◆ **Texto de referência**
═══

Neste cenário, a administração da Valorsul mostra-se desde logo muito preocupada com as “grandes incertezas” de 2020, numa altura em que a pandemia ainda não registara o impacto económica que hoje conhecemos. Assim, no Relatório e Contas de 2019, os responsáveis da Valorsul anunciam que, “face à degradação de resultados já verificada em 2019” a empresa “desencadeará os mecanismos previstos no Regulamento Tarifário de Resíduos”, de forma a manter a sua “sustentabilidade económica-financeira”. Mostram-se, igualmente, preocupados com a decisão da ERSAR de impor que a energia produzida pela Valorsul, a partir de meados de 2020, passe a ser vendida pelos valores de mercado. “Mesmo neste cenário adverso e de enfraquecimento que lhe está a ser imposto pelo regulador, a gestão e os trabalhadores da Valorsul continuarão a dar o seu melhor”, conclui a administração.

═══

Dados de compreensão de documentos
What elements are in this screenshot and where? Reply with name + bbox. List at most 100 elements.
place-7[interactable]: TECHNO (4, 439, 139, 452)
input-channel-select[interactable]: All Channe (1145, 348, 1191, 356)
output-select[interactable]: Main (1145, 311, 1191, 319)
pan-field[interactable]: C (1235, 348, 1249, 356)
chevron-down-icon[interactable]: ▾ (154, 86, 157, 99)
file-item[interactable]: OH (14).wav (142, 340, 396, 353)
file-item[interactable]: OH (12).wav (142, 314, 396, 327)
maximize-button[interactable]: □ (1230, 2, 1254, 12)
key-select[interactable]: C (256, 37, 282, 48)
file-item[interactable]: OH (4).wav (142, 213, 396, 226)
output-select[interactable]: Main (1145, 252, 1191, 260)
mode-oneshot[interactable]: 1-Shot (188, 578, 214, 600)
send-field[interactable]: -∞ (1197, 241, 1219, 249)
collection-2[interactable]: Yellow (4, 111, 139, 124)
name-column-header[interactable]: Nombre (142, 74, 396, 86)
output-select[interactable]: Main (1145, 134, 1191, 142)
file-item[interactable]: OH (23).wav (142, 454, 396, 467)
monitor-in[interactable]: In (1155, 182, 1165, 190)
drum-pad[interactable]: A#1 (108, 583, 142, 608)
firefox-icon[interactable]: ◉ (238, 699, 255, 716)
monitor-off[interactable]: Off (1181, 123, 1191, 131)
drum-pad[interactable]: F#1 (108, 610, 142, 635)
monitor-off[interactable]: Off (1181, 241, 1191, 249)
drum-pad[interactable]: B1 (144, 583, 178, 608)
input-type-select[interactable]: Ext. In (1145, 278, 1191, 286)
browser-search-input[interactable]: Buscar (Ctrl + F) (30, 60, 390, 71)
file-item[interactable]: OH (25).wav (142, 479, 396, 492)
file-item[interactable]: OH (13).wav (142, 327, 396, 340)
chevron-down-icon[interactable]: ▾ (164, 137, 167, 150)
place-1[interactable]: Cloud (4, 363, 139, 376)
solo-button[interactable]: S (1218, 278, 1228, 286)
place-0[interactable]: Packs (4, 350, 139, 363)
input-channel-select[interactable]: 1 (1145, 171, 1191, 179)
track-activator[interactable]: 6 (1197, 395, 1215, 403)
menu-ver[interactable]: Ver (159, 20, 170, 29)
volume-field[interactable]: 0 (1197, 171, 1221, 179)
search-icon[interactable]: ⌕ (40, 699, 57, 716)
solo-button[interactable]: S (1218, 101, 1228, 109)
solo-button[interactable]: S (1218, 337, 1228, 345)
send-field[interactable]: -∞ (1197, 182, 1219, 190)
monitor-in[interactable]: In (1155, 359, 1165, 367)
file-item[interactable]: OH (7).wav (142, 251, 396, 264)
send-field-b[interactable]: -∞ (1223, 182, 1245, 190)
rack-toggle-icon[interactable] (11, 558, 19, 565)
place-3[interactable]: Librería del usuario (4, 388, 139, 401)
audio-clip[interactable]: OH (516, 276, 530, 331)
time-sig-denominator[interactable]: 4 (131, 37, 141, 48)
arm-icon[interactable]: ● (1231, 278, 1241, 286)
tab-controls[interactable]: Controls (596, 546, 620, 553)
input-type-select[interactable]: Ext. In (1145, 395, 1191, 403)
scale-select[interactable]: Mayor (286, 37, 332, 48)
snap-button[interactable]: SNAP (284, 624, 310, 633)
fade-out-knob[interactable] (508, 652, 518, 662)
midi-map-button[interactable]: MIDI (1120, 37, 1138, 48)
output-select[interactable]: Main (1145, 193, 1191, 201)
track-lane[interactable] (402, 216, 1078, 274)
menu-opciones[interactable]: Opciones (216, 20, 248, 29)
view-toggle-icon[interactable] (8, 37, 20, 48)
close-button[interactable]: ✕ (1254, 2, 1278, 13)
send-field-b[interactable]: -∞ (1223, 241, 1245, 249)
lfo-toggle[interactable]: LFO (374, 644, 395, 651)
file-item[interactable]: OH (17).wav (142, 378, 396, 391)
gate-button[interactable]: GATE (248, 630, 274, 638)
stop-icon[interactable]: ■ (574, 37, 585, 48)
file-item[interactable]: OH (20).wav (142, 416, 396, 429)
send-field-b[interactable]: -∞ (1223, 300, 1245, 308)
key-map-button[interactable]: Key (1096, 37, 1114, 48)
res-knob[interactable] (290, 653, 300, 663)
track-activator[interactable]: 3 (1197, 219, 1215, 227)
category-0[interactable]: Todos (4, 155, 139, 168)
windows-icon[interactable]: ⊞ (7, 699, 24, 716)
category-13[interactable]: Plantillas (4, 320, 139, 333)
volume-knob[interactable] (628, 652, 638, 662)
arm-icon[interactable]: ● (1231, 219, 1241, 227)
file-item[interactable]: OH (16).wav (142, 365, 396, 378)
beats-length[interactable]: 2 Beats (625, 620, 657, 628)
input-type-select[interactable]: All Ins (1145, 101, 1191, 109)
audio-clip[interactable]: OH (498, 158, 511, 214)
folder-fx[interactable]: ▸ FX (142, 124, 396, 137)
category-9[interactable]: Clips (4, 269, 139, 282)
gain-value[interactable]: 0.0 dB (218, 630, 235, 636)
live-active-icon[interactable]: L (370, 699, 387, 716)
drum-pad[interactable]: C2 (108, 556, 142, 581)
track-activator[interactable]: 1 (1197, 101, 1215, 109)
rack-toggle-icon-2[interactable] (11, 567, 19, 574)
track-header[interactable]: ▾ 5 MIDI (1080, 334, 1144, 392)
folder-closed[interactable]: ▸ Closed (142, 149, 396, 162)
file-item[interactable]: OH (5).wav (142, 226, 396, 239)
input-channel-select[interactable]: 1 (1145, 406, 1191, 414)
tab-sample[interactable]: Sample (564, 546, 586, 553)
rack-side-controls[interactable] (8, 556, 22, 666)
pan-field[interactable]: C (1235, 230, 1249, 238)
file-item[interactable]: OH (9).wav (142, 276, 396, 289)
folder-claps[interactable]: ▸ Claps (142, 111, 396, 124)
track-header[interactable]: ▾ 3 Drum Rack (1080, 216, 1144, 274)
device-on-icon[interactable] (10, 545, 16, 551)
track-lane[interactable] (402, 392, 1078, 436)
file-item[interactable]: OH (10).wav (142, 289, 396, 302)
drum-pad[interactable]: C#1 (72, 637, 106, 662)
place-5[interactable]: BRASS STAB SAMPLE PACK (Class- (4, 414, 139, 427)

═══

◆ **Tarefas propostas**
1. Transcreva todos os trechos que, no texto sobre a Valorsul, figuram entre aspas.
2. Reproduza, sem qualquer alteração, a passagem do texto sobre a Valorsul que vai de "Neste cenário, a" até "conclui a administração.".

◆ **Respostas**
1.
- grandes incertezas
- face à degradação de resultados já verificada em 2019
- desencadeará os mecanismos previstos no Regulamento Tarifário de Resíduos
- sustentabilidade económica-financeira
- Mesmo neste cenário adverso e de enfraquecimento que lhe está a ser imposto pelo regulador, a gestão e os trabalhadores da Valorsul continuarão a dar o seu melhor

2.
Neste cenário, a administração da Valorsul mostra-se desde logo muito preocupada com as “grandes incertezas” de 2020, numa altura em que a pandemia ainda não registara o impacto económica que hoje conhecemos. Assim, no Relatório e Contas de 2019, os responsáveis da Valorsul anunciam que, “face à degradação de resultados já verificada em 2019” a empresa “desencadeará os mecanismos previstos no Regulamento Tarifário de Resíduos”, de forma a manter a sua “sustentabilidade económica-financeira”. Mostram-se, igualmente, preocupados com a decisão da ERSAR de impor que a energia produzida pela Valorsul, a partir de meados de 2020, passe a ser vendida pelos valores de mercado. “Mesmo neste cenário adverso e de enfraquecimento que lhe está a ser imposto pelo regulador, a gestão e os trabalhadores da Valorsul continuarão a dar o seu melhor”, conclui a administração.